▸ Requirement
Copy each line of the records that contains the word "JSON".

▸ Provided entries
# # # #

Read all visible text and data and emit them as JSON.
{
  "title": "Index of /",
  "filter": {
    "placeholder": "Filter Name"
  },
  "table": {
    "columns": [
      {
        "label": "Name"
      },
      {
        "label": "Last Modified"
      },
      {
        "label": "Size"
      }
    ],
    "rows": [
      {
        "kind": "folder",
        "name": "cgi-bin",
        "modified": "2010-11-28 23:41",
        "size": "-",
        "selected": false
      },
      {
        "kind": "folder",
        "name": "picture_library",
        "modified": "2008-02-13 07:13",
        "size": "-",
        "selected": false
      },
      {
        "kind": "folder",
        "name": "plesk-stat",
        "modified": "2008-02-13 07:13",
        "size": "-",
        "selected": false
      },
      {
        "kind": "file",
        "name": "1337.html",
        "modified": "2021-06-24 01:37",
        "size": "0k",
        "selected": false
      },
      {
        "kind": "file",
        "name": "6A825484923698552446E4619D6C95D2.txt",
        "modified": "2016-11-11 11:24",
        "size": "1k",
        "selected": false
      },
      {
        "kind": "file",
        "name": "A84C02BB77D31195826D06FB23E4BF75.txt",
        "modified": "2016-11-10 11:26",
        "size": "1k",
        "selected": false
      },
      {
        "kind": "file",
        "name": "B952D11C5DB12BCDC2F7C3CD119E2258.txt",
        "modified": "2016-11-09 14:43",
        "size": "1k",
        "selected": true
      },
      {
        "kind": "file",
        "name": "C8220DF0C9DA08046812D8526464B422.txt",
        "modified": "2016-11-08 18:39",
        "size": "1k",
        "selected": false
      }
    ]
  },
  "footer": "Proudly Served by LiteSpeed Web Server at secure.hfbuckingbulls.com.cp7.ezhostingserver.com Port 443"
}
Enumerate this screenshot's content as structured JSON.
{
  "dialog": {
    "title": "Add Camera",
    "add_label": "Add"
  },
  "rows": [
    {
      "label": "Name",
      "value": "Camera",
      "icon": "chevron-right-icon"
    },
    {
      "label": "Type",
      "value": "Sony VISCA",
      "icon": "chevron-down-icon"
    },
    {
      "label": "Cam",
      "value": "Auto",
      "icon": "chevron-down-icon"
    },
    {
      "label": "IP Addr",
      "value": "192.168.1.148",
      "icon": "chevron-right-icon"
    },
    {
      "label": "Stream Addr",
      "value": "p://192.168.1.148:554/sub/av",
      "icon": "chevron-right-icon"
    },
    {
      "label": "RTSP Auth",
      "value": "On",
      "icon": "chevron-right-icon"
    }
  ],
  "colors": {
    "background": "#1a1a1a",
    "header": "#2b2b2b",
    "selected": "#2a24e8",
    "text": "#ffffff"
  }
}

# # # #

▸ Result of this exercise
Read all visible text and data and emit them as JSON.
Enumerate this screenshot's content as structured JSON.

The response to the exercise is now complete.